→ **Written instruction**: Reproduce the listing below word for word, with no pictures.

-------

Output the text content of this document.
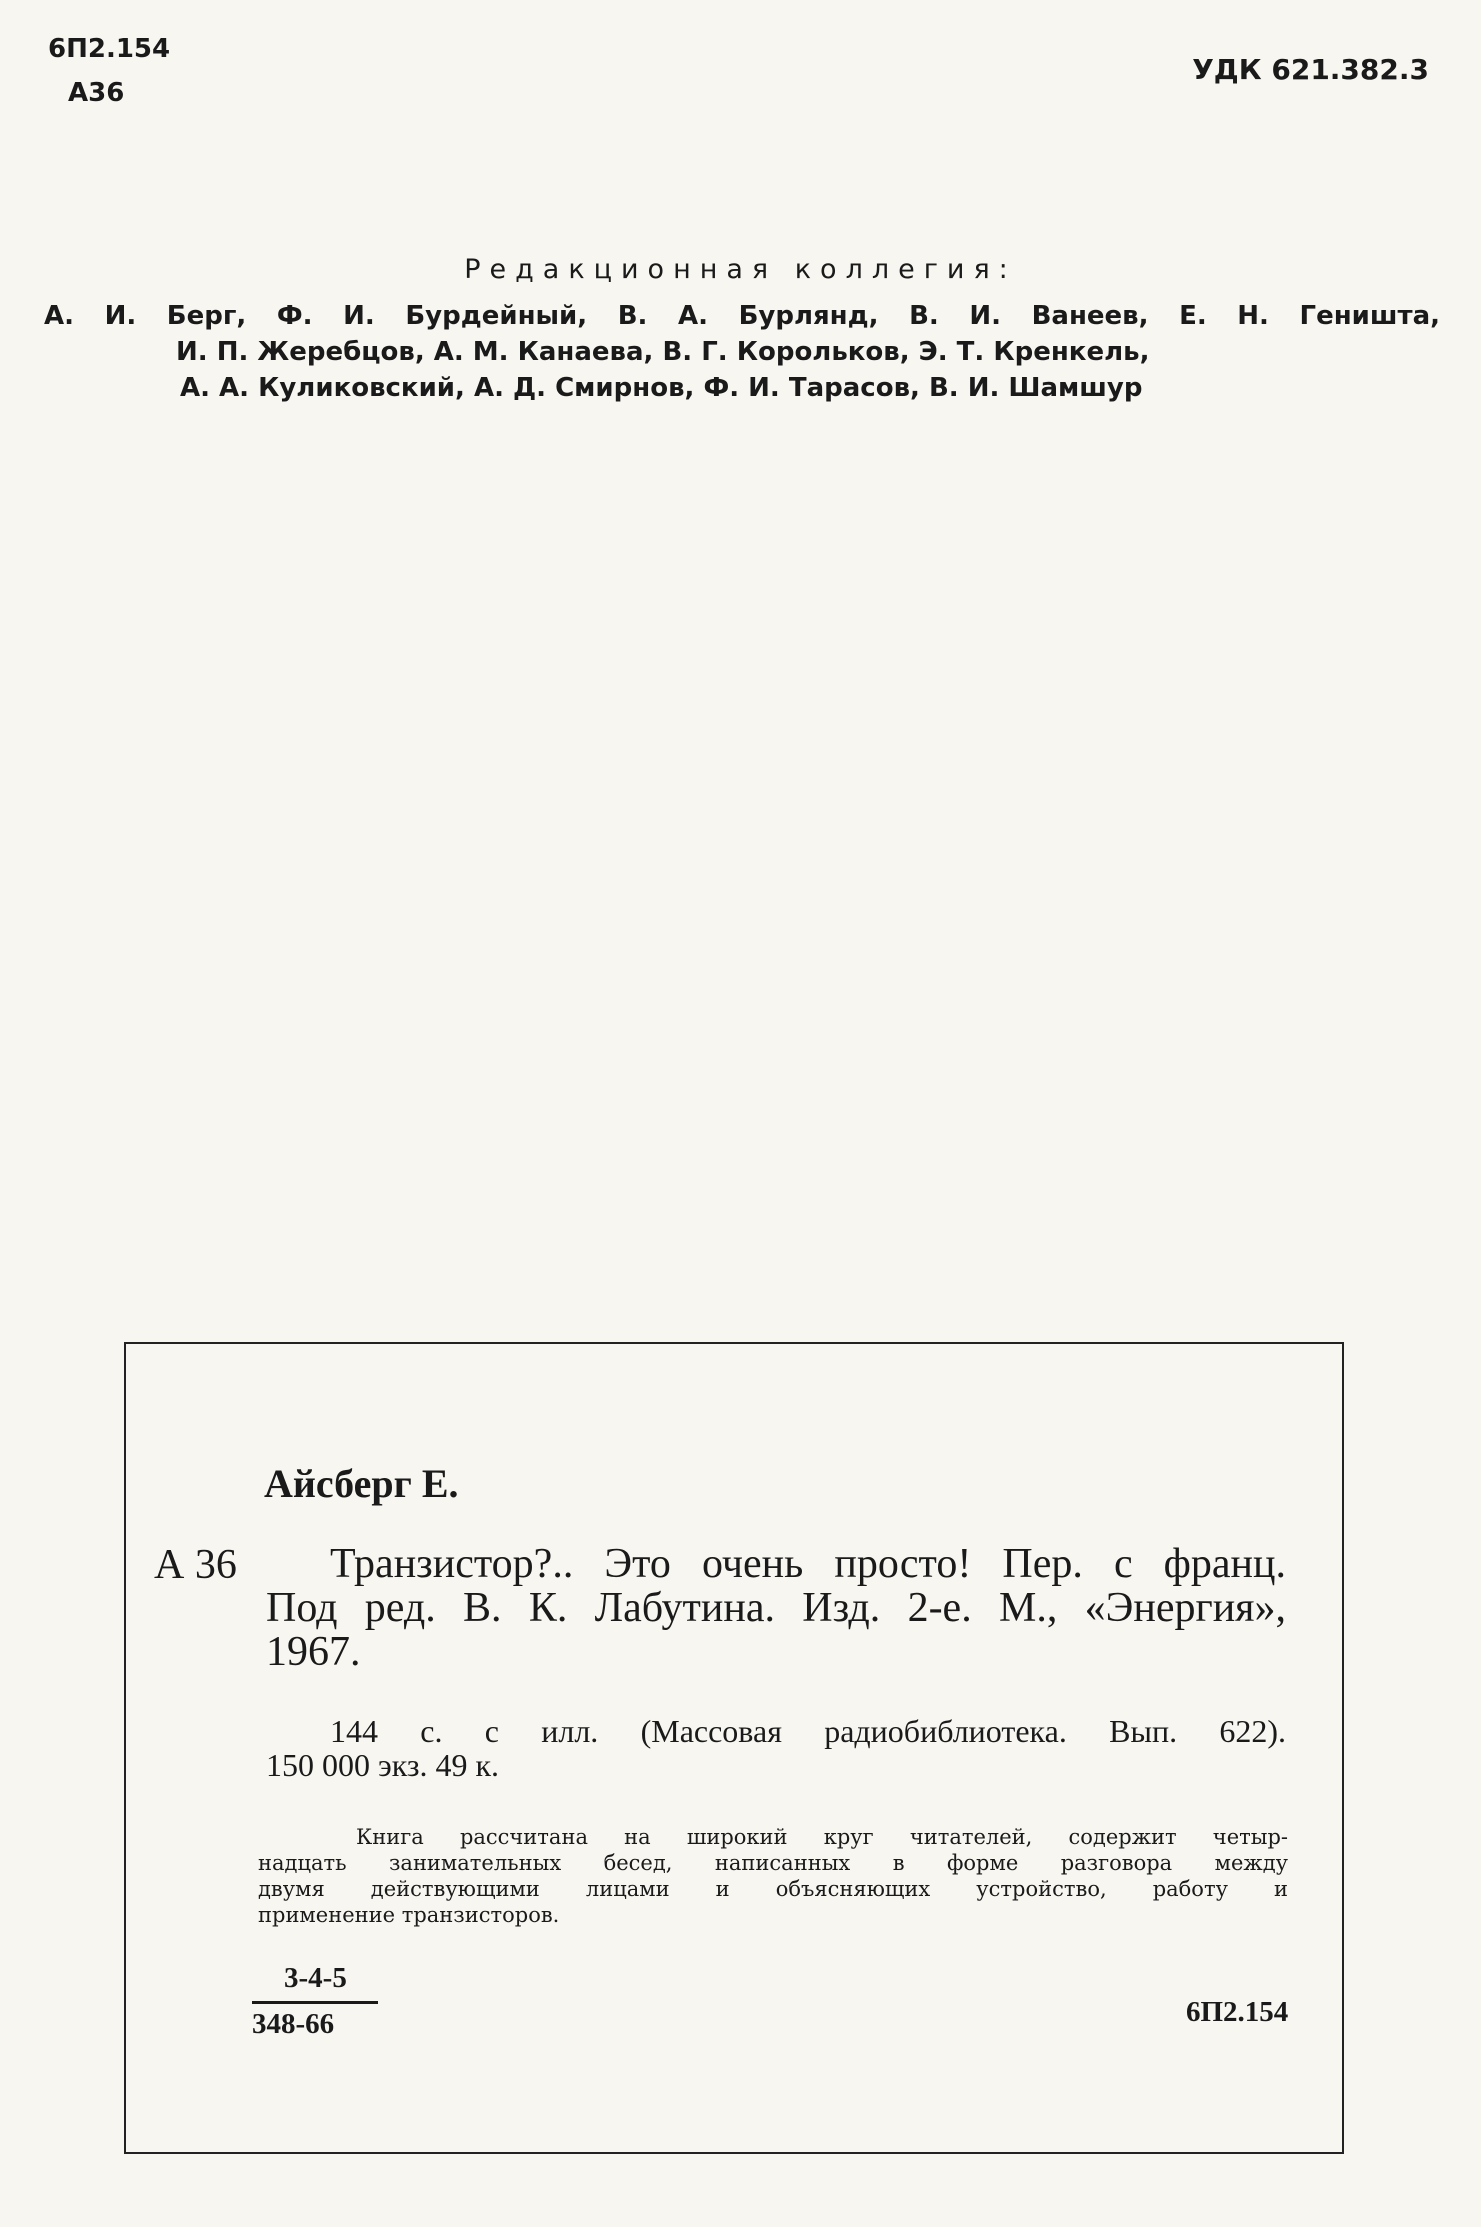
6П2.154
А36
УДК 621.382.3
Редакционная коллегия:
А. И. Берг, Ф. И. Бурдейный, В. А. Бурлянд, В. И. Ванеев, Е. Н. Геништа,
И. П. Жеребцов, А. М. Канаева, В. Г. Корольков, Э. Т. Кренкель,
А. А. Куликовский, А. Д. Смирнов, Ф. И. Тарасов, В. И. Шамшур
Айсберг Е.
А 36	Транзистор?.. Это очень просто! Пер. с франц.
Под ред. В. К. Лабутина. Изд. 2-е. М., «Энергия»,
1967.
144 с. с илл. (Массовая радиобиблиотека. Вып. 622).
150 000 экз. 49 к.
Книга рассчитана на широкий круг читателей, содержит четыр-
надцать занимательных бесед, написанных в форме разговора между
двумя действующими лицами и объясняющих устройство, работу и
применение транзисторов.
$\frac{3-4-5}{348-66}$	6П2.154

-------

→ **Correct output**:
Output the text content of this document.
6П2.154
А36
УДК 621.382.3
Редакционная коллегия:
А. И. Берг, Ф. И. Бурдейный, В. А. Бурлянд, В. И. Ванеев, Е. Н. Геништа,
И. П. Жеребцов, А. М. Канаева, В. Г. Корольков, Э. Т. Кренкель,
А. А. Куликовский, А. Д. Смирнов, Ф. И. Тарасов, В. И. Шамшур
Айсберг Е.
А 36	Транзистор?.. Это очень просто! Пер. с франц.
Под ред. В. К. Лабутина. Изд. 2-е. М., «Энергия»,
1967.
144 с. с илл. (Массовая радиобиблиотека. Вып. 622).
150 000 экз. 49 к.
Книга рассчитана на широкий круг читателей, содержит четыр-
надцать занимательных бесед, написанных в форме разговора между
двумя действующими лицами и объясняющих устройство, работу и
применение транзисторов.
$\frac{3-4-5}{348-66}$	6П2.154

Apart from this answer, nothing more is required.